▸ **What you are asked to do**
Take every line from the material that has the word "value" in it.

▸ **Input material**
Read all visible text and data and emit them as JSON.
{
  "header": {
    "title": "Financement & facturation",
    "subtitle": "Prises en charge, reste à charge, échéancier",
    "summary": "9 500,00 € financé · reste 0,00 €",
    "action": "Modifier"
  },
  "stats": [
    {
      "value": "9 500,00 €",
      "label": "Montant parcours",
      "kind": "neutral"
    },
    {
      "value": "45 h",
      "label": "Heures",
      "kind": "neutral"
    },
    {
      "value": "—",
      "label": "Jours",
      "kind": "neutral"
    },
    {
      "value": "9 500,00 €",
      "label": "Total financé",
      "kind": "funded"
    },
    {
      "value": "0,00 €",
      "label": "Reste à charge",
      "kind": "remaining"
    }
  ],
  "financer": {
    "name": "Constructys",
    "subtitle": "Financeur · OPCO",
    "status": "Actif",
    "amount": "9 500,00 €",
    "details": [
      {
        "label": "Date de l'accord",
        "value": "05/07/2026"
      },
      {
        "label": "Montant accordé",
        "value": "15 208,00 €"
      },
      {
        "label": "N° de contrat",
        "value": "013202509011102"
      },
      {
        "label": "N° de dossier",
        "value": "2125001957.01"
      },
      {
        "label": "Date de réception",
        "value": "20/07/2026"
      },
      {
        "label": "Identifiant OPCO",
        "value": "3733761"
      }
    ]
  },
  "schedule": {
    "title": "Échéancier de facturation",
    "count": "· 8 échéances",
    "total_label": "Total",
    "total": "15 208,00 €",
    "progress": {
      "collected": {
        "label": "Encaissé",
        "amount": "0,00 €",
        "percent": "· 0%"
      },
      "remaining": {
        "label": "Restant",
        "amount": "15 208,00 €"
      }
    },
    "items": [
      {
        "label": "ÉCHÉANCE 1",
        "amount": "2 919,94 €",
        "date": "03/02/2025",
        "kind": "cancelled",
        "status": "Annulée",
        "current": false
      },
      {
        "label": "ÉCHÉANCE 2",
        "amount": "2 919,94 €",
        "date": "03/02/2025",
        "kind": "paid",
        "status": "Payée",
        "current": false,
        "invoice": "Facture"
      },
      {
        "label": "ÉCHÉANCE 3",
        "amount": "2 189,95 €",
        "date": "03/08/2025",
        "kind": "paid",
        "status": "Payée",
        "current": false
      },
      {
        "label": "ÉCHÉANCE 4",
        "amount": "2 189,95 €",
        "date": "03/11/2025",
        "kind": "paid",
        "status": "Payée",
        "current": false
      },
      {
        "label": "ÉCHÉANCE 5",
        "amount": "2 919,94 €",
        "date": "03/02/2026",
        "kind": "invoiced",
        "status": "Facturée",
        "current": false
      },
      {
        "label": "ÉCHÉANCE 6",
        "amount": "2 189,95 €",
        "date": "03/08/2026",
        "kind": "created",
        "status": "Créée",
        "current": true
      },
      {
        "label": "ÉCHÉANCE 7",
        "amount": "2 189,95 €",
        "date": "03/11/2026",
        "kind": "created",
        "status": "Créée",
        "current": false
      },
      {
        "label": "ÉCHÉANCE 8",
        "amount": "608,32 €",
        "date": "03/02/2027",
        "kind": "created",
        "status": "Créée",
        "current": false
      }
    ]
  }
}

▸ **Exercise result**
      "value": "9 500,00 €",
      "value": "45 h",
      "value": "—",
      "value": "9 500,00 €",
      "value": "0,00 €",
        "value": "05/07/2026"
        "value": "15 208,00 €"
        "value": "013202509011102"
        "value": "2125001957.01"
        "value": "20/07/2026"
        "value": "3733761"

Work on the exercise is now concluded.